OBJECTIVE:
Copy each line of the entries that contains the word "муниципальный".

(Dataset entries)
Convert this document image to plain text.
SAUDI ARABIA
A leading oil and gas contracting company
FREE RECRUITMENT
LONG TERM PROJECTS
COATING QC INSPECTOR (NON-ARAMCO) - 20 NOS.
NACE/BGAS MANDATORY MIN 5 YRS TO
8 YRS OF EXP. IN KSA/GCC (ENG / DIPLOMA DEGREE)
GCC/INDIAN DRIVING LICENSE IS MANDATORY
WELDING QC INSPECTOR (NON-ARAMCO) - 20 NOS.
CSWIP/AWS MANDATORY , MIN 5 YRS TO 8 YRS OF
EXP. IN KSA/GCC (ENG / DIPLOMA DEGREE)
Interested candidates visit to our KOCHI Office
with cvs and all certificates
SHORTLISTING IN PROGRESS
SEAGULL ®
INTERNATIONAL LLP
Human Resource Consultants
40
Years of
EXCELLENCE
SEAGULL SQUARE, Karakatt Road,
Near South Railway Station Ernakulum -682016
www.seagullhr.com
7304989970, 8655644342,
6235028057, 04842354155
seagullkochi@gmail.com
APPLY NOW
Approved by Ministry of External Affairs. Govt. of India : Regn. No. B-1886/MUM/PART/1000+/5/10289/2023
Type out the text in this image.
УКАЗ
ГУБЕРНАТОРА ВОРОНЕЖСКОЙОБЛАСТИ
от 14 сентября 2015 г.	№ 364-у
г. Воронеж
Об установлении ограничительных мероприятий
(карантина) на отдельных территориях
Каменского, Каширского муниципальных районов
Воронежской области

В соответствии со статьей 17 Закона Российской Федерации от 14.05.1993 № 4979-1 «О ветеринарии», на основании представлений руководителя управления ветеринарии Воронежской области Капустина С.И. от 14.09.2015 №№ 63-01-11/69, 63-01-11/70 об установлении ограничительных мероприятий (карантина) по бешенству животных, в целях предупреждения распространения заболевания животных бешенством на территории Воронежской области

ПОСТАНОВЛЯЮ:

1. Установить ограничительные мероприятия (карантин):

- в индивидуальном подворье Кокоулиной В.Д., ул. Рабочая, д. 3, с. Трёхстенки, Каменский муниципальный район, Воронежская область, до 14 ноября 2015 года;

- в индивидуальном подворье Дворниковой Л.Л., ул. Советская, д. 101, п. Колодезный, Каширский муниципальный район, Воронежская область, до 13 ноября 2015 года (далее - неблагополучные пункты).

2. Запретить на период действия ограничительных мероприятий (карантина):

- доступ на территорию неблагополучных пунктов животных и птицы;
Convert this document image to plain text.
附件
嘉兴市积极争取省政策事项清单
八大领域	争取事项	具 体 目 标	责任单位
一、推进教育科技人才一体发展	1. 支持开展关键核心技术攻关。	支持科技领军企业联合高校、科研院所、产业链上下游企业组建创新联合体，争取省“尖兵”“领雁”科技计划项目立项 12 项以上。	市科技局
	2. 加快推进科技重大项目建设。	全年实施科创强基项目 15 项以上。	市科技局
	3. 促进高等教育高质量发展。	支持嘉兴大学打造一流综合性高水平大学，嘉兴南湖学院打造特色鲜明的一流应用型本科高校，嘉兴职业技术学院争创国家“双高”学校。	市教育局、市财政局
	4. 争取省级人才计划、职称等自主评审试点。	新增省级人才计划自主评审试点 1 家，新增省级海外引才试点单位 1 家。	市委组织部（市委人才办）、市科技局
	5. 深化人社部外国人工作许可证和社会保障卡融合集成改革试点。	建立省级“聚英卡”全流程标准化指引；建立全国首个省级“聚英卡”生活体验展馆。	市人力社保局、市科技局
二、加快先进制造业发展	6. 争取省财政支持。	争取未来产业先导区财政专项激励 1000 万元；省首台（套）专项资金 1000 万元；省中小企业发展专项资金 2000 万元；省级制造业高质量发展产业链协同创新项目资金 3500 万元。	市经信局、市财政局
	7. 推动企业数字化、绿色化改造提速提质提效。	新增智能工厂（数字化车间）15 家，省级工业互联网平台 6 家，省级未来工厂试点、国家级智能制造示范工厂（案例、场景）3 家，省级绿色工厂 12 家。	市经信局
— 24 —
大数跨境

WRITTEN SOLUTION:
- в индивидуальном подворье Кокоулиной В.Д., ул. Рабочая, д. 3, с. Трёхстенки, Каменский муниципальный район, Воронежская область, до 14 ноября 2015 года;
- в индивидуальном подворье Дворниковой Л.Л., ул. Советская, д. 101, п. Колодезный, Каширский муниципальный район, Воронежская область, до 13 ноября 2015 года (далее - неблагополучные пункты).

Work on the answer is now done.